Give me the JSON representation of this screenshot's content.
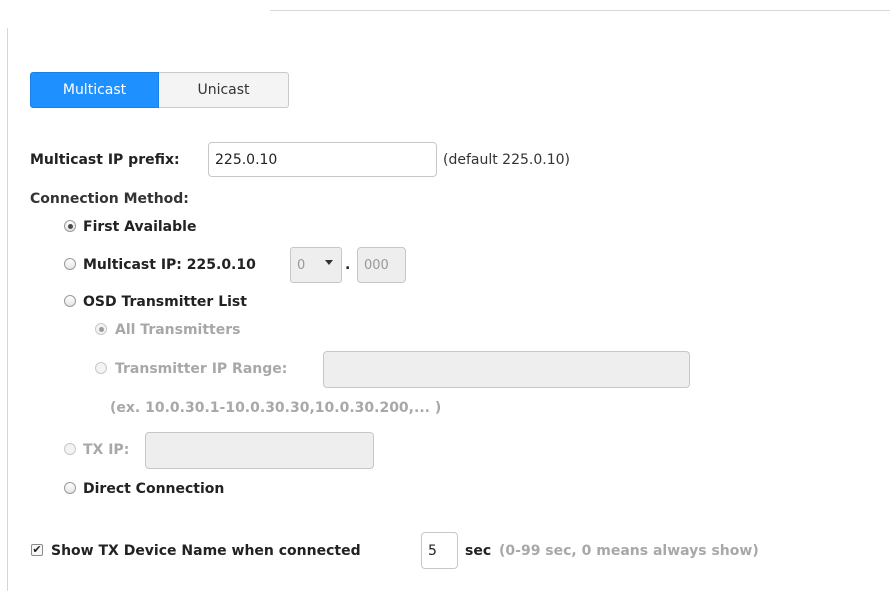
{
  "tabs": [
    {
      "label": "Multicast",
      "active": true
    },
    {
      "label": "Unicast",
      "active": false
    }
  ],
  "multicast_prefix": {
    "label": "Multicast IP prefix:",
    "value": "225.0.10",
    "hint": "(default 225.0.10)"
  },
  "connection_method": {
    "label": "Connection Method:",
    "first_available": "First Available",
    "multicast_ip": {
      "label": "Multicast IP: 225.0.10",
      "select_value": "0",
      "dot": ".",
      "last_octet": "000"
    },
    "osd_list": {
      "label": "OSD Transmitter List",
      "all_transmitters": "All Transmitters",
      "ip_range_label": "Transmitter IP Range:",
      "ip_range_value": "",
      "example": "(ex. 10.0.30.1-10.0.30.30,10.0.30.200,... )"
    },
    "tx_ip": {
      "label": "TX IP:",
      "value": ""
    },
    "direct": "Direct Connection",
    "selected": "first_available"
  },
  "show_name": {
    "checked": true,
    "label": "Show TX Device Name when connected",
    "value": "5",
    "unit": "sec",
    "hint": "(0-99 sec, 0 means always show)"
  }
}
+++
### GIVEN EXERCISE
All records must be output exactly as they are, except for the pictures, which are left out.

### FULL RESPONSE
Give me the JSON representation of this screenshot's content.
{
  "tabs": [
    {
      "label": "Multicast",
      "active": true
    },
    {
      "label": "Unicast",
      "active": false
    }
  ],
  "multicast_prefix": {
    "label": "Multicast IP prefix:",
    "value": "225.0.10",
    "hint": "(default 225.0.10)"
  },
  "connection_method": {
    "label": "Connection Method:",
    "first_available": "First Available",
    "multicast_ip": {
      "label": "Multicast IP: 225.0.10",
      "select_value": "0",
      "dot": ".",
      "last_octet": "000"
    },
    "osd_list": {
      "label": "OSD Transmitter List",
      "all_transmitters": "All Transmitters",
      "ip_range_label": "Transmitter IP Range:",
      "ip_range_value": "",
      "example": "(ex. 10.0.30.1-10.0.30.30,10.0.30.200,... )"
    },
    "tx_ip": {
      "label": "TX IP:",
      "value": ""
    },
    "direct": "Direct Connection",
    "selected": "first_available"
  },
  "show_name": {
    "checked": true,
    "label": "Show TX Device Name when connected",
    "value": "5",
    "unit": "sec",
    "hint": "(0-99 sec, 0 means always show)"
  }
}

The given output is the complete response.